(MATERIAL FOR THE TASK)
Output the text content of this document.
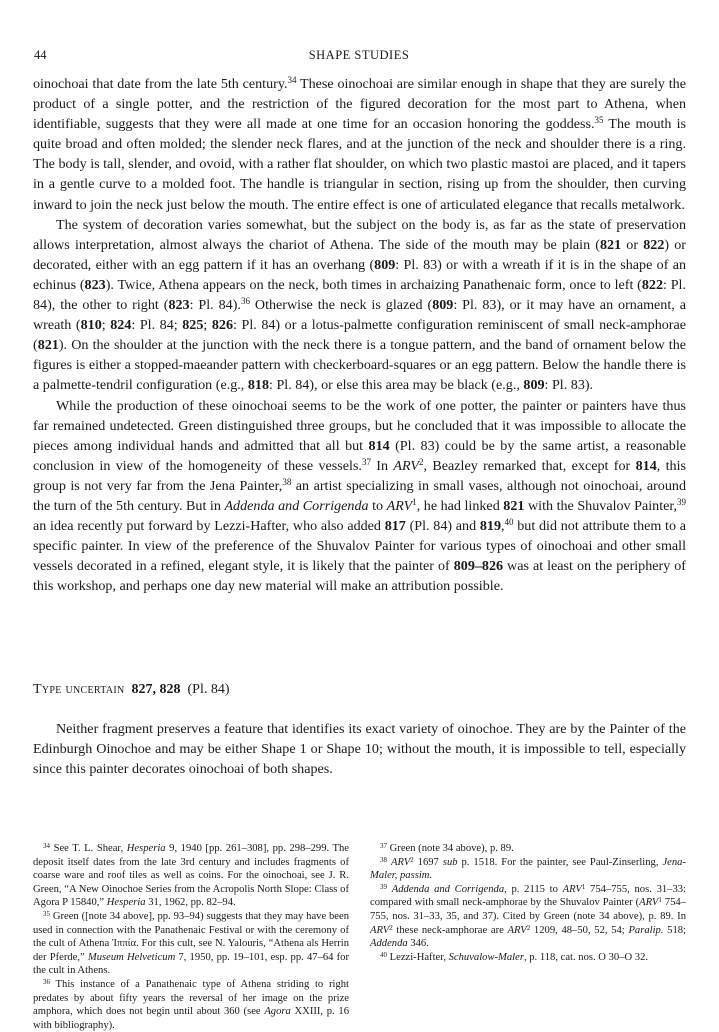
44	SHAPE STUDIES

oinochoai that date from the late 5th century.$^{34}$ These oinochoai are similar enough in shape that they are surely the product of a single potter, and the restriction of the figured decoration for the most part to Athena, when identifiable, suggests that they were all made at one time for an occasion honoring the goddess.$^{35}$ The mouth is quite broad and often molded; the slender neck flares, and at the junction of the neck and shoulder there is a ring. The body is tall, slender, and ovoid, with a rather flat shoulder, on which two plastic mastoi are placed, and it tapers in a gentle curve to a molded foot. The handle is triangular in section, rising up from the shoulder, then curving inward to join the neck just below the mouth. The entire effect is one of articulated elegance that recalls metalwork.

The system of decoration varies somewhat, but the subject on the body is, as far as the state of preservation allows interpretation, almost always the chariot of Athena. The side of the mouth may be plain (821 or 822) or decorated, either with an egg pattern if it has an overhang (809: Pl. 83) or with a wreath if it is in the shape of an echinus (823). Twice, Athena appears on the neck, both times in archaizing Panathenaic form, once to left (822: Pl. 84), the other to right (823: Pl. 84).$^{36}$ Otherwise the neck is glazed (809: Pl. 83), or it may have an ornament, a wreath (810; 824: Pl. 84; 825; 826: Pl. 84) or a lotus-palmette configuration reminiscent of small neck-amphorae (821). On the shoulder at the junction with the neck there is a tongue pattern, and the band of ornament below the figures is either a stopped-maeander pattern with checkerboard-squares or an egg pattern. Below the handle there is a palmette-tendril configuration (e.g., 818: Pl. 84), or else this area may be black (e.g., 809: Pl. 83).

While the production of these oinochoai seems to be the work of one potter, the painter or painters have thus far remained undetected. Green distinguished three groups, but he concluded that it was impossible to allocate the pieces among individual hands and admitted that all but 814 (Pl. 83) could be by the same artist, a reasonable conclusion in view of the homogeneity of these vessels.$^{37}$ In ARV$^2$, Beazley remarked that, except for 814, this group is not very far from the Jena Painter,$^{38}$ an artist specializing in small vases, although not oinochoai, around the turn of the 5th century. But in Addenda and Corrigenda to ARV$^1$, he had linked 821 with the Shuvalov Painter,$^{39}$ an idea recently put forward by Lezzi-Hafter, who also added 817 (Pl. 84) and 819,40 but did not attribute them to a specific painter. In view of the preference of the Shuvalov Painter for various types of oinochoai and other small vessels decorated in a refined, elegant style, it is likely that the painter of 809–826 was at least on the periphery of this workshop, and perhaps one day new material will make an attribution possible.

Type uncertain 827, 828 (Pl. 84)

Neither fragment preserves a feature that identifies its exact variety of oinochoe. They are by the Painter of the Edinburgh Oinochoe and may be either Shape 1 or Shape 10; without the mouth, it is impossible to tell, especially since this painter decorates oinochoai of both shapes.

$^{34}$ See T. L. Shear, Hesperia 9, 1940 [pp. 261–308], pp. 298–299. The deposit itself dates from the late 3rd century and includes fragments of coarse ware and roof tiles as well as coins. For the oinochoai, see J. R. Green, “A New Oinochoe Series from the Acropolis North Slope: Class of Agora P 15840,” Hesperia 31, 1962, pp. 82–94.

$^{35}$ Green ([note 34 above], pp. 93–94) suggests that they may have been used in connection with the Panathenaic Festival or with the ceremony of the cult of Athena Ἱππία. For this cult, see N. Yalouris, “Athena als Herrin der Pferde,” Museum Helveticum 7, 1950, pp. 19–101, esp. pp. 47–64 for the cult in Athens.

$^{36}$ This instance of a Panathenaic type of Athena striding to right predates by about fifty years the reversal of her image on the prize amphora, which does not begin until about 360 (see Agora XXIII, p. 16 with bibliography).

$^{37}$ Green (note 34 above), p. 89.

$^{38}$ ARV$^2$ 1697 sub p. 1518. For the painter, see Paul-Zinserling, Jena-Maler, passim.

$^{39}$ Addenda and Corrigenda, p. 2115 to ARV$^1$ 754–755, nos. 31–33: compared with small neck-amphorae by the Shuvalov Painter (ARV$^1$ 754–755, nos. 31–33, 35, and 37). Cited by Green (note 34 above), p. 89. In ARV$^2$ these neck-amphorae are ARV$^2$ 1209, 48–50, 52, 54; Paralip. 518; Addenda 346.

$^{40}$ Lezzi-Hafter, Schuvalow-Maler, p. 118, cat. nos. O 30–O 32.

(REQUIRED TASK) Each line that has the word "which" should be copied.

(SOLUTION TO THIS PROBLEM)
oinochoai that date from the late 5th century.$^{34}$ These oinochoai are similar enough in shape that they are surely the product of a single potter, and the restriction of the figured decoration for the most part to Athena, when identifiable, suggests that they were all made at one time for an occasion honoring the goddess.$^{35}$ The mouth is quite broad and often molded; the slender neck flares, and at the junction of the neck and shoulder there is a ring. The body is tall, slender, and ovoid, with a rather flat shoulder, on which two plastic mastoi are placed, and it tapers in a gentle curve to a molded foot. The handle is triangular in section, rising up from the shoulder, then curving inward to join the neck just below the mouth. The entire effect is one of articulated elegance that recalls metalwork.
$^{36}$ This instance of a Panathenaic type of Athena striding to right predates by about fifty years the reversal of her image on the prize amphora, which does not begin until about 360 (see Agora XXIII, p. 16 with bibliography).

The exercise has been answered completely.